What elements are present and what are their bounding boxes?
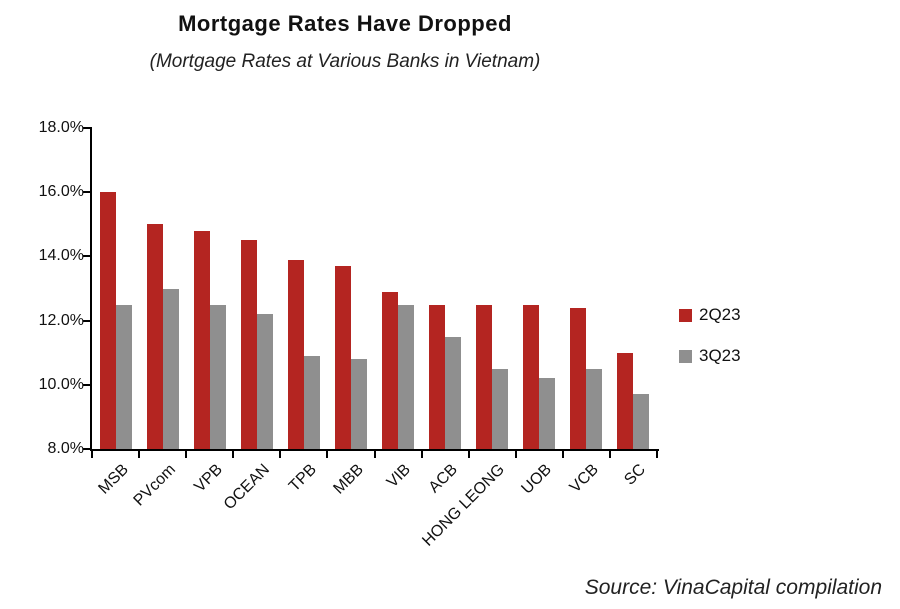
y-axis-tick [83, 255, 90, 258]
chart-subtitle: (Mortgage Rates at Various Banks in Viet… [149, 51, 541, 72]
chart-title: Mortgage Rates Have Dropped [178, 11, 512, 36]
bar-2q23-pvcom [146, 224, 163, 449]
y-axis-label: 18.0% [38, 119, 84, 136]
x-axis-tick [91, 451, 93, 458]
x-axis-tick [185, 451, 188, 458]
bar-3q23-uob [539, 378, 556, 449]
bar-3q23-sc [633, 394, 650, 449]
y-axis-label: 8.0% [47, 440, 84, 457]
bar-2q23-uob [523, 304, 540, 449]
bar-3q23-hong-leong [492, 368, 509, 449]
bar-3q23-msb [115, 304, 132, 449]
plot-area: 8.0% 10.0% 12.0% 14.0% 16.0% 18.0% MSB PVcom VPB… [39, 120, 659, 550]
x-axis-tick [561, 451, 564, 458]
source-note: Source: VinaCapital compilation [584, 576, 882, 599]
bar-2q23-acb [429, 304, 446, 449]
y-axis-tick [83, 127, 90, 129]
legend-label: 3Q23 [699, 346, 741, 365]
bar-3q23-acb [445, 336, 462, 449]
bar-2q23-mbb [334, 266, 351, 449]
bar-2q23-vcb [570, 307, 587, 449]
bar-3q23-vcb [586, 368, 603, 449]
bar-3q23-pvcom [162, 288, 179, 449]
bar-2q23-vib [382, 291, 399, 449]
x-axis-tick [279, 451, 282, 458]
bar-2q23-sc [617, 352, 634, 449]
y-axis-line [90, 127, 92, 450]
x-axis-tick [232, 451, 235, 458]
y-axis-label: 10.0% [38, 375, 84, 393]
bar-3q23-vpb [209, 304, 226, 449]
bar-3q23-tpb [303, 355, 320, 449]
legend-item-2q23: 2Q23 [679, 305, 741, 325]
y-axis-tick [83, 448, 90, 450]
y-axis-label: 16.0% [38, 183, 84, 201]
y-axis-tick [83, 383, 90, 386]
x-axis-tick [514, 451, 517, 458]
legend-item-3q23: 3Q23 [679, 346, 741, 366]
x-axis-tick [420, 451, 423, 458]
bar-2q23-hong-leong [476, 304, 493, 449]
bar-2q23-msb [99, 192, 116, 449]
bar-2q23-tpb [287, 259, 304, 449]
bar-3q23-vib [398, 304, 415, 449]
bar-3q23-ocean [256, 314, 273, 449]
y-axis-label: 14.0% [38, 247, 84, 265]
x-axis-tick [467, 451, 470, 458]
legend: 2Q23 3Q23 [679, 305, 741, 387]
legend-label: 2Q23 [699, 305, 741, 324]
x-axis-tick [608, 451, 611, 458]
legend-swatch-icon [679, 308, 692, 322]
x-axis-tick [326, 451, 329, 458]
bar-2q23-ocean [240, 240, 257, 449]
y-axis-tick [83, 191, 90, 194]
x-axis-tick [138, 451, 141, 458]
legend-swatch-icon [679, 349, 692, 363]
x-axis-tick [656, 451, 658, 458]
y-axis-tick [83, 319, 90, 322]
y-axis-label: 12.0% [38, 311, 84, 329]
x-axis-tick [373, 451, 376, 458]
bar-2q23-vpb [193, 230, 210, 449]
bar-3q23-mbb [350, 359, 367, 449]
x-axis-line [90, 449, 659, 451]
◇ ◇ ◇
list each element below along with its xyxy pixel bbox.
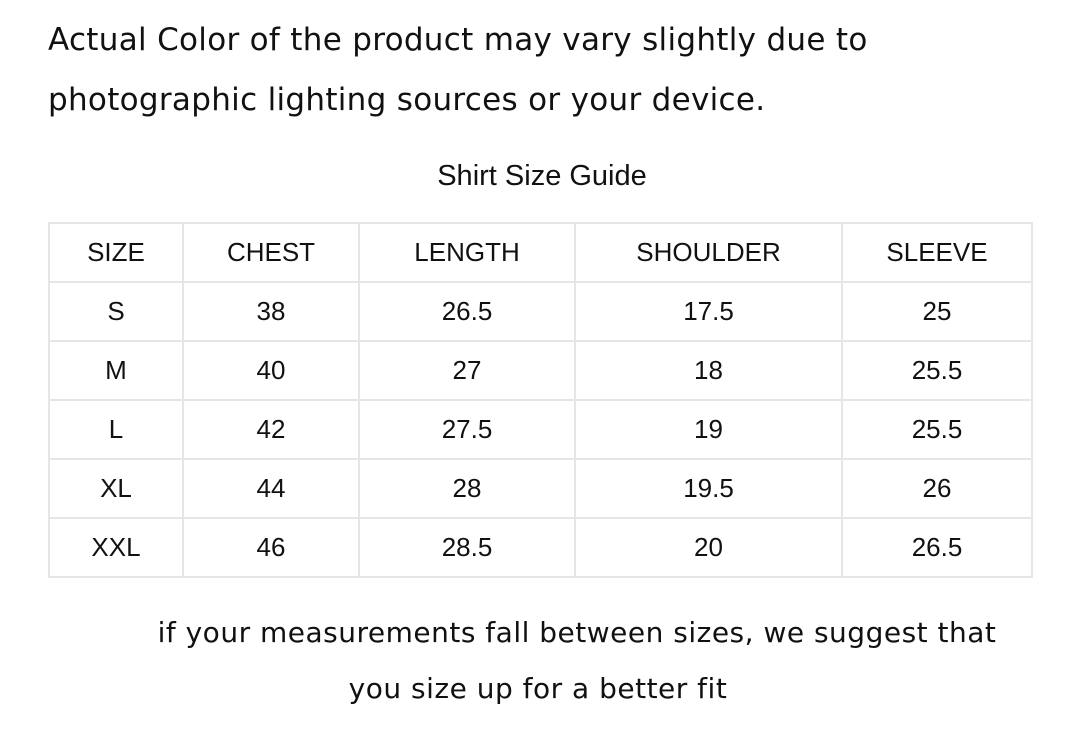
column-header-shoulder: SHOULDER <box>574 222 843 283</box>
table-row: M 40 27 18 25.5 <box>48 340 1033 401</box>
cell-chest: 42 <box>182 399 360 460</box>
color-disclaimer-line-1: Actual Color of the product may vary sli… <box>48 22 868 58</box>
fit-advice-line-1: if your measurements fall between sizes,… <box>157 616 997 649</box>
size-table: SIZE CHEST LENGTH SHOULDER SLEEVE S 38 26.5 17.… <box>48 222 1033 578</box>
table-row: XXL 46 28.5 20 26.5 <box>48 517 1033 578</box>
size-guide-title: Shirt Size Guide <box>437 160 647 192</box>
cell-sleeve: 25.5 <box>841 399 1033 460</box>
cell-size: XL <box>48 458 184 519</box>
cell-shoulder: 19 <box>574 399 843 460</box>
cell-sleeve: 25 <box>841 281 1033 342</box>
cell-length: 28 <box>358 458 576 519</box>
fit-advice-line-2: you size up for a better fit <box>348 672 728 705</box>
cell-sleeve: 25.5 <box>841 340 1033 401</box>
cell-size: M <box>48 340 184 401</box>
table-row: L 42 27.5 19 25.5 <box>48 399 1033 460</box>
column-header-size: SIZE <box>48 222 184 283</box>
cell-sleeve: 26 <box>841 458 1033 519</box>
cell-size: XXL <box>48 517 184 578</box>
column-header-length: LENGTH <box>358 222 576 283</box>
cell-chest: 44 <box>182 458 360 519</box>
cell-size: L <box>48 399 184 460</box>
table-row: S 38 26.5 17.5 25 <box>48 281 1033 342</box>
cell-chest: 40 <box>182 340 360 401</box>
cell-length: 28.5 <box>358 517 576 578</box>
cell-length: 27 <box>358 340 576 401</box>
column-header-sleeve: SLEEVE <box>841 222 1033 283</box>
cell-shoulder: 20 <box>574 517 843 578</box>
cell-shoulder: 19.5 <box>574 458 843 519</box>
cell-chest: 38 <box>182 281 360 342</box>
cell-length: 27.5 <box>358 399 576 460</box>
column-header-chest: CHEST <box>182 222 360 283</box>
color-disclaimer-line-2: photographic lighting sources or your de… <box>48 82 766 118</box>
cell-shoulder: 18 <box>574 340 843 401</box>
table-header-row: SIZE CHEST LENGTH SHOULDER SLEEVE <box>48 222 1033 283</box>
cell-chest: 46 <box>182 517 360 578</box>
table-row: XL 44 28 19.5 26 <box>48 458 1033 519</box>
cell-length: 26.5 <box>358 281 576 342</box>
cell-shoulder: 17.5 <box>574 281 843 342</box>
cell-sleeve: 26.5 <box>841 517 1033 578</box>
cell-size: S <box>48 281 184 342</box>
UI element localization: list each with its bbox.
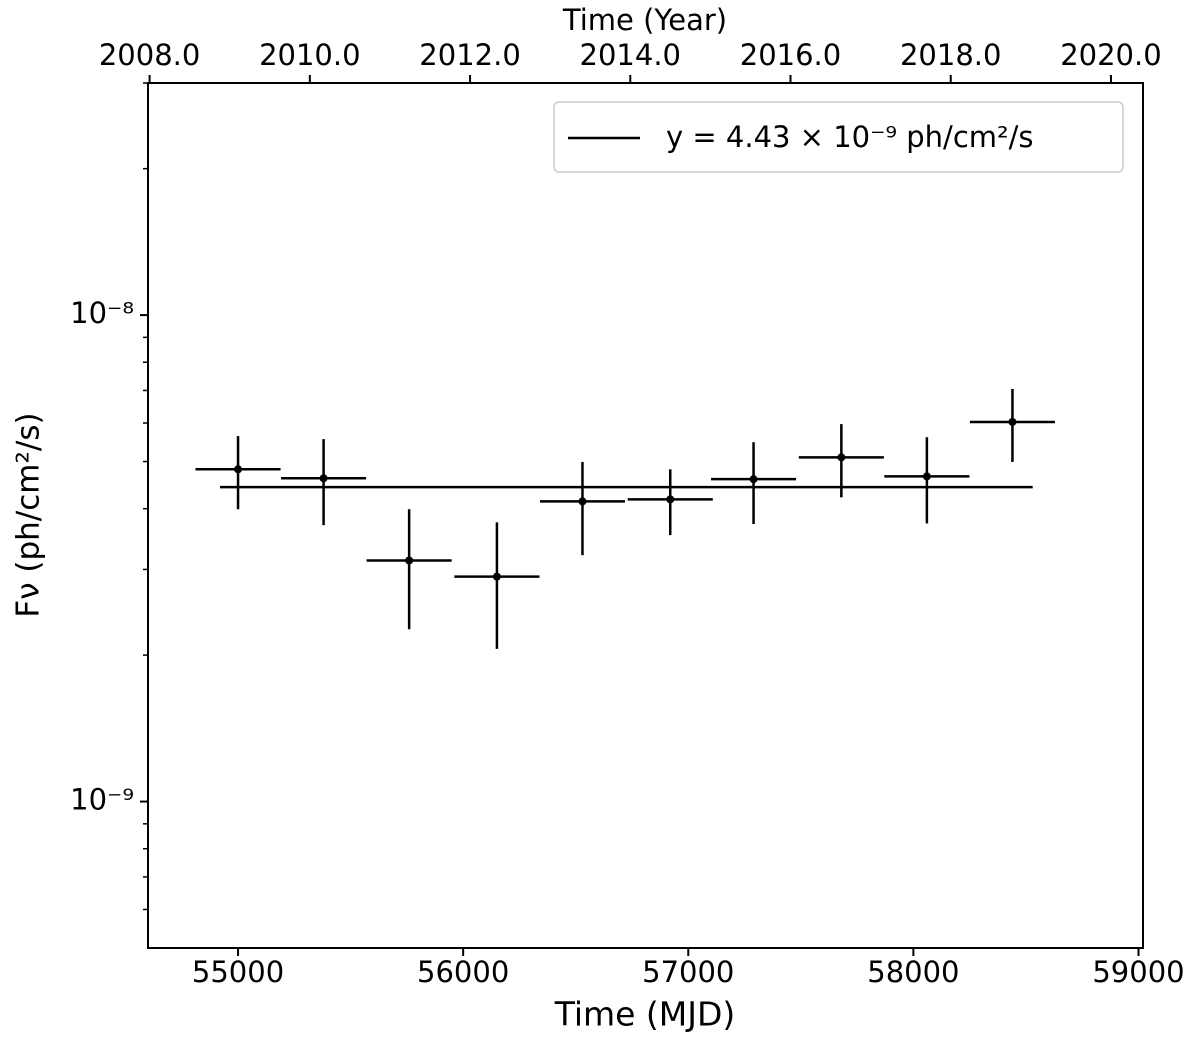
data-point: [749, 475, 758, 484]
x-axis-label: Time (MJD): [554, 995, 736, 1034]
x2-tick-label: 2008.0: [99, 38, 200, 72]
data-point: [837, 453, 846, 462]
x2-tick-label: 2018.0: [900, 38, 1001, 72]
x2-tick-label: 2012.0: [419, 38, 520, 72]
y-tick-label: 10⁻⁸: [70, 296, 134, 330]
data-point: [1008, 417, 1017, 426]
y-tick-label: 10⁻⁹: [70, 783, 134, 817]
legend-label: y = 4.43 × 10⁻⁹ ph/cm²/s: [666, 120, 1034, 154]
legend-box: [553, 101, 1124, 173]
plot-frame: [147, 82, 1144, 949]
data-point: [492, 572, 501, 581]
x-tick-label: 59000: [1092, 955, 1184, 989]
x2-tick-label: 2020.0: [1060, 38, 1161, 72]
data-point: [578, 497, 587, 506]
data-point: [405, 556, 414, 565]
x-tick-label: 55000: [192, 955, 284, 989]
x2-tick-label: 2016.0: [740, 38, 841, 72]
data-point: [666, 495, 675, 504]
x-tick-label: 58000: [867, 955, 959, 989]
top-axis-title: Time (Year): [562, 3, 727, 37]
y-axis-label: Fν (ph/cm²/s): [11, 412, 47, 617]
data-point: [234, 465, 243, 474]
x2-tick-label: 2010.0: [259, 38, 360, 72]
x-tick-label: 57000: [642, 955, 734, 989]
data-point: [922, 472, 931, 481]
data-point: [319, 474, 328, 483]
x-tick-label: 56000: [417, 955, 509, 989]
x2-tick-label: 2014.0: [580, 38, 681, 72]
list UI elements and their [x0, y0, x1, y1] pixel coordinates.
◇ ◇ ◇
_Task goal_
Please copy the rows above word for word, everything from the line containing "column-header-shoulder: SHOULDER <box>574" down to the line containing "UI element localization: list", with both of those lines included.

_Response below_
column-header-shoulder: SHOULDER <box>574 222 843 283</box>
table-row: M 40 27 18 25.5 <box>48 340 1033 401</box>
cell-chest: 42 <box>182 399 360 460</box>
color-disclaimer-line-1: Actual Color of the product may vary sli… <box>48 22 868 58</box>
fit-advice-line-1: if your measurements fall between sizes,… <box>157 616 997 649</box>
size-table: SIZE CHEST LENGTH SHOULDER SLEEVE S 38 26.5 17.… <box>48 222 1033 578</box>
table-row: XXL 46 28.5 20 26.5 <box>48 517 1033 578</box>
size-guide-title: Shirt Size Guide <box>437 160 647 192</box>
cell-sleeve: 25.5 <box>841 399 1033 460</box>
cell-size: XL <box>48 458 184 519</box>
cell-shoulder: 19 <box>574 399 843 460</box>
cell-sleeve: 25 <box>841 281 1033 342</box>
cell-length: 28 <box>358 458 576 519</box>
fit-advice-line-2: you size up for a better fit <box>348 672 728 705</box>
cell-sleeve: 25.5 <box>841 340 1033 401</box>
cell-size: M <box>48 340 184 401</box>
table-row: L 42 27.5 19 25.5 <box>48 399 1033 460</box>
column-header-size: SIZE <box>48 222 184 283</box>
cell-sleeve: 26 <box>841 458 1033 519</box>
cell-size: XXL <box>48 517 184 578</box>
column-header-length: LENGTH <box>358 222 576 283</box>
cell-chest: 44 <box>182 458 360 519</box>
cell-size: L <box>48 399 184 460</box>
table-row: S 38 26.5 17.5 25 <box>48 281 1033 342</box>
cell-chest: 40 <box>182 340 360 401</box>
cell-length: 28.5 <box>358 517 576 578</box>
cell-length: 27 <box>358 340 576 401</box>
column-header-sleeve: SLEEVE <box>841 222 1033 283</box>
cell-shoulder: 20 <box>574 517 843 578</box>
cell-shoulder: 19.5 <box>574 458 843 519</box>
cell-chest: 38 <box>182 281 360 342</box>
cell-length: 27.5 <box>358 399 576 460</box>
column-header-chest: CHEST <box>182 222 360 283</box>
color-disclaimer-line-2: photographic lighting sources or your de… <box>48 82 766 118</box>
cell-shoulder: 18 <box>574 340 843 401</box>
table-header-row: SIZE CHEST LENGTH SHOULDER SLEEVE <box>48 222 1033 283</box>
cell-chest: 46 <box>182 517 360 578</box>
table-row: XL 44 28 19.5 26 <box>48 458 1033 519</box>
cell-length: 26.5 <box>358 281 576 342</box>
cell-shoulder: 17.5 <box>574 281 843 342</box>
cell-sleeve: 26.5 <box>841 517 1033 578</box>
cell-size: S <box>48 281 184 342</box>
UI element localization: list each with its bbox.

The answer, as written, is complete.